+++ The records +++

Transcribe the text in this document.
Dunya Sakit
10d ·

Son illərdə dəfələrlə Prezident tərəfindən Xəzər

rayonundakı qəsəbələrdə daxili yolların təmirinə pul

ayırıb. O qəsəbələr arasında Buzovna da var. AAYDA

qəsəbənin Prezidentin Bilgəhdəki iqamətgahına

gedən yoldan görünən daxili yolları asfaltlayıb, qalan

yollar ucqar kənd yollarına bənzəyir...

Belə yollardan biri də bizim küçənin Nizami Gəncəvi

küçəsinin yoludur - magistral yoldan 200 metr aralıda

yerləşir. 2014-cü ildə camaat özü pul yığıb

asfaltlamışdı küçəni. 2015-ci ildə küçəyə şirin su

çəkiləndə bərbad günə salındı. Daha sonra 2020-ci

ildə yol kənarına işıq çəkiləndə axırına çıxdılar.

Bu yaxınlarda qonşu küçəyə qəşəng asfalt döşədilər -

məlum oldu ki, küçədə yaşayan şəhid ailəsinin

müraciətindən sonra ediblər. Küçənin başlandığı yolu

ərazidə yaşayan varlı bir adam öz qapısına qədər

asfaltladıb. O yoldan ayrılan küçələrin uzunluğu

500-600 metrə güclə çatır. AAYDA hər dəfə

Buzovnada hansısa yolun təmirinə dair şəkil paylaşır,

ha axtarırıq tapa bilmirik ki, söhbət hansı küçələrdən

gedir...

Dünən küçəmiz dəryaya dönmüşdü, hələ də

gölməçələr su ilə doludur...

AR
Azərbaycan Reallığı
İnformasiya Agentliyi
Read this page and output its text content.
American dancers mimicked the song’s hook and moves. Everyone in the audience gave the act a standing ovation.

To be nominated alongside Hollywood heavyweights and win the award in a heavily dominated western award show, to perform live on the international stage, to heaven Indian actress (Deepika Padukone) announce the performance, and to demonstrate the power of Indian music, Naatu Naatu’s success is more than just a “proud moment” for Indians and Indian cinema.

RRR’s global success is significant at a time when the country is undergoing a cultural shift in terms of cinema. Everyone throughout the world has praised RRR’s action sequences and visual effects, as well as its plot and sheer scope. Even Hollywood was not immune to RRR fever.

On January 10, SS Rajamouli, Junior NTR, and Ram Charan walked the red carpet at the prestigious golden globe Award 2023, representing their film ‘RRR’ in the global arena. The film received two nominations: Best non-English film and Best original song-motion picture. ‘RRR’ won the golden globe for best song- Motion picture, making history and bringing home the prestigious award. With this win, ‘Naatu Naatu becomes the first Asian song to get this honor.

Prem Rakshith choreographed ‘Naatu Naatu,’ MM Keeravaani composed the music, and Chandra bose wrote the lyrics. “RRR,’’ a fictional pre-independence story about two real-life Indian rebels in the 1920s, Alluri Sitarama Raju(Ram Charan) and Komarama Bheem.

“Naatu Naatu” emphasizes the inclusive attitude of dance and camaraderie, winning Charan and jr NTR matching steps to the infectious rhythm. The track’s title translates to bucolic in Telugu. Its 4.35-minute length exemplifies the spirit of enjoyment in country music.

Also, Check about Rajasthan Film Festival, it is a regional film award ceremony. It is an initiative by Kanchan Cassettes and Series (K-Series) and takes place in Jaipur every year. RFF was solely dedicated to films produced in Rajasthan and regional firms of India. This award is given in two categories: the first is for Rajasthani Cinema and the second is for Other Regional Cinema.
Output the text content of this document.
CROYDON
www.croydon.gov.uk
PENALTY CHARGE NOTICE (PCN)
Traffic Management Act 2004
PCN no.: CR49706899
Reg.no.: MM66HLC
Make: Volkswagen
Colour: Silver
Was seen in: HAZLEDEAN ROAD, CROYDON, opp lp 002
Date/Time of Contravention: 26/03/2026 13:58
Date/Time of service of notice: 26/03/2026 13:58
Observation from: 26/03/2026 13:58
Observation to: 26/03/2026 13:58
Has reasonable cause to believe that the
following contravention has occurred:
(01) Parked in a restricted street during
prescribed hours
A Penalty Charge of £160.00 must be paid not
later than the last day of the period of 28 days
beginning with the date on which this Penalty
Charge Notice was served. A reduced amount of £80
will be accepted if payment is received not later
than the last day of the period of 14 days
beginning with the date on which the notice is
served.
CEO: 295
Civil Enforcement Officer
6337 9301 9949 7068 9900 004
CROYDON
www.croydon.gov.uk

+++

Given problem: Write out the whole listing exactly.

Answer below:
Transcribe the text in this document.
Dunya Sakit
10d ·

Son illərdə dəfələrlə Prezident tərəfindən Xəzər

rayonundakı qəsəbələrdə daxili yolların təmirinə pul

ayırıb. O qəsəbələr arasında Buzovna da var. AAYDA

qəsəbənin Prezidentin Bilgəhdəki iqamətgahına

gedən yoldan görünən daxili yolları asfaltlayıb, qalan

yollar ucqar kənd yollarına bənzəyir...

Belə yollardan biri də bizim küçənin Nizami Gəncəvi

küçəsinin yoludur - magistral yoldan 200 metr aralıda

yerləşir. 2014-cü ildə camaat özü pul yığıb

asfaltlamışdı küçəni. 2015-ci ildə küçəyə şirin su

çəkiləndə bərbad günə salındı. Daha sonra 2020-ci

ildə yol kənarına işıq çəkiləndə axırına çıxdılar.

Bu yaxınlarda qonşu küçəyə qəşəng asfalt döşədilər -

məlum oldu ki, küçədə yaşayan şəhid ailəsinin

müraciətindən sonra ediblər. Küçənin başlandığı yolu

ərazidə yaşayan varlı bir adam öz qapısına qədər

asfaltladıb. O yoldan ayrılan küçələrin uzunluğu

500-600 metrə güclə çatır. AAYDA hər dəfə

Buzovnada hansısa yolun təmirinə dair şəkil paylaşır,

ha axtarırıq tapa bilmirik ki, söhbət hansı küçələrdən

gedir...

Dünən küçəmiz dəryaya dönmüşdü, hələ də

gölməçələr su ilə doludur...

AR
Azərbaycan Reallığı
İnformasiya Agentliyi
Read this page and output its text content.
American dancers mimicked the song’s hook and moves. Everyone in the audience gave the act a standing ovation.

To be nominated alongside Hollywood heavyweights and win the award in a heavily dominated western award show, to perform live on the international stage, to heaven Indian actress (Deepika Padukone) announce the performance, and to demonstrate the power of Indian music, Naatu Naatu’s success is more than just a “proud moment” for Indians and Indian cinema.

RRR’s global success is significant at a time when the country is undergoing a cultural shift in terms of cinema. Everyone throughout the world has praised RRR’s action sequences and visual effects, as well as its plot and sheer scope. Even Hollywood was not immune to RRR fever.

On January 10, SS Rajamouli, Junior NTR, and Ram Charan walked the red carpet at the prestigious golden globe Award 2023, representing their film ‘RRR’ in the global arena. The film received two nominations: Best non-English film and Best original song-motion picture. ‘RRR’ won the golden globe for best song- Motion picture, making history and bringing home the prestigious award. With this win, ‘Naatu Naatu becomes the first Asian song to get this honor.

Prem Rakshith choreographed ‘Naatu Naatu,’ MM Keeravaani composed the music, and Chandra bose wrote the lyrics. “RRR,’’ a fictional pre-independence story about two real-life Indian rebels in the 1920s, Alluri Sitarama Raju(Ram Charan) and Komarama Bheem.

“Naatu Naatu” emphasizes the inclusive attitude of dance and camaraderie, winning Charan and jr NTR matching steps to the infectious rhythm. The track’s title translates to bucolic in Telugu. Its 4.35-minute length exemplifies the spirit of enjoyment in country music.

Also, Check about Rajasthan Film Festival, it is a regional film award ceremony. It is an initiative by Kanchan Cassettes and Series (K-Series) and takes place in Jaipur every year. RFF was solely dedicated to films produced in Rajasthan and regional firms of India. This award is given in two categories: the first is for Rajasthani Cinema and the second is for Other Regional Cinema.
Output the text content of this document.
CROYDON
www.croydon.gov.uk
PENALTY CHARGE NOTICE (PCN)
Traffic Management Act 2004
PCN no.: CR49706899
Reg.no.: MM66HLC
Make: Volkswagen
Colour: Silver
Was seen in: HAZLEDEAN ROAD, CROYDON, opp lp 002
Date/Time of Contravention: 26/03/2026 13:58
Date/Time of service of notice: 26/03/2026 13:58
Observation from: 26/03/2026 13:58
Observation to: 26/03/2026 13:58
Has reasonable cause to believe that the
following contravention has occurred:
(01) Parked in a restricted street during
prescribed hours
A Penalty Charge of £160.00 must be paid not
later than the last day of the period of 28 days
beginning with the date on which this Penalty
Charge Notice was served. A reduced amount of £80
will be accepted if payment is received not later
than the last day of the period of 14 days
beginning with the date on which the notice is
served.
CEO: 295
Civil Enforcement Officer
6337 9301 9949 7068 9900 004
CROYDON
www.croydon.gov.uk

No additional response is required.